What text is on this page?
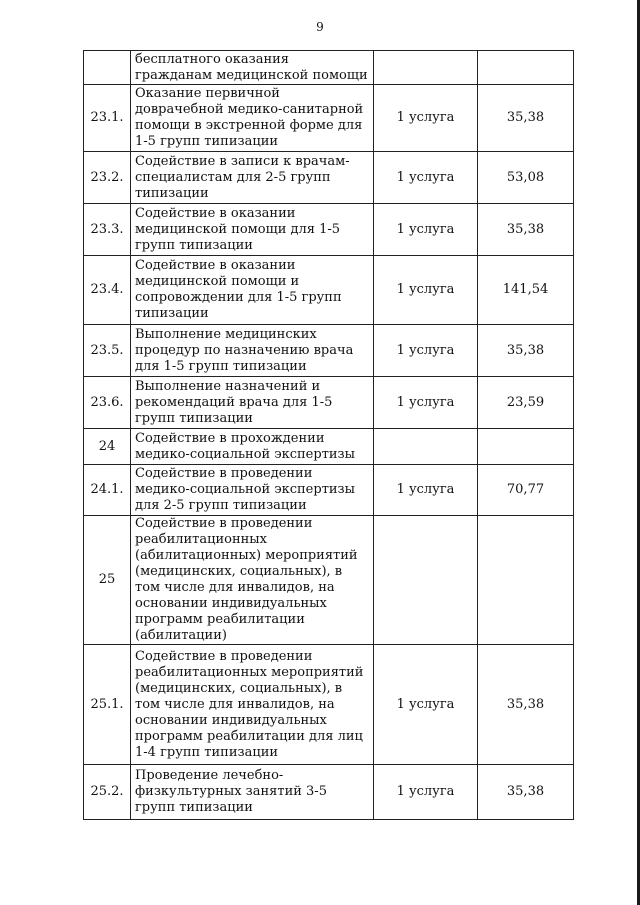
9
	бесплатного оказания гражданам медицинской помощи		
23.1.	Оказание первичной доврачебной медико-санитарной помощи в экстренной форме для 1-5 групп типизации	1 услуга	35,38
23.2.	Содействие в записи к врачам-специалистам для 2-5 групп типизации	1 услуга	53,08
23.3.	Содействие в оказании медицинской помощи для 1-5 групп типизации	1 услуга	35,38
23.4.	Содействие в оказании медицинской помощи и сопровождении для 1-5 групп типизации	1 услуга	141,54
23.5.	Выполнение медицинских процедур по назначению врача для 1-5 групп типизации	1 услуга	35,38
23.6.	Выполнение назначений и рекомендаций врача для 1-5 групп типизации	1 услуга	23,59
24	Содействие в прохождении медико-социальной экспертизы		
24.1.	Содействие в проведении медико-социальной экспертизы для 2-5 групп типизации	1 услуга	70,77
25	Содействие в проведении реабилитационных (абилитационных) мероприятий (медицинских, социальных), в том числе для инвалидов, на основании индивидуальных программ реабилитации (абилитации)		
25.1.	Содействие в проведении реабилитационных мероприятий (медицинских, социальных), в том числе для инвалидов, на основании индивидуальных программ реабилитации для лиц 1-4 групп типизации	1 услуга	35,38
25.2.	Проведение лечебно-физкультурных занятий 3-5 групп типизации	1 услуга	35,38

★ ★ ★

Transcribe all the lines above exactly, apart from the pictures.

> _THE SOLUTION_:
What text is on this page?
9
	бесплатного оказания гражданам медицинской помощи		
23.1.	Оказание первичной доврачебной медико-санитарной помощи в экстренной форме для 1-5 групп типизации	1 услуга	35,38
23.2.	Содействие в записи к врачам-специалистам для 2-5 групп типизации	1 услуга	53,08
23.3.	Содействие в оказании медицинской помощи для 1-5 групп типизации	1 услуга	35,38
23.4.	Содействие в оказании медицинской помощи и сопровождении для 1-5 групп типизации	1 услуга	141,54
23.5.	Выполнение медицинских процедур по назначению врача для 1-5 групп типизации	1 услуга	35,38
23.6.	Выполнение назначений и рекомендаций врача для 1-5 групп типизации	1 услуга	23,59
24	Содействие в прохождении медико-социальной экспертизы		
24.1.	Содействие в проведении медико-социальной экспертизы для 2-5 групп типизации	1 услуга	70,77
25	Содействие в проведении реабилитационных (абилитационных) мероприятий (медицинских, социальных), в том числе для инвалидов, на основании индивидуальных программ реабилитации (абилитации)		
25.1.	Содействие в проведении реабилитационных мероприятий (медицинских, социальных), в том числе для инвалидов, на основании индивидуальных программ реабилитации для лиц 1-4 групп типизации	1 услуга	35,38
25.2.	Проведение лечебно-физкультурных занятий 3-5 групп типизации	1 услуга	35,38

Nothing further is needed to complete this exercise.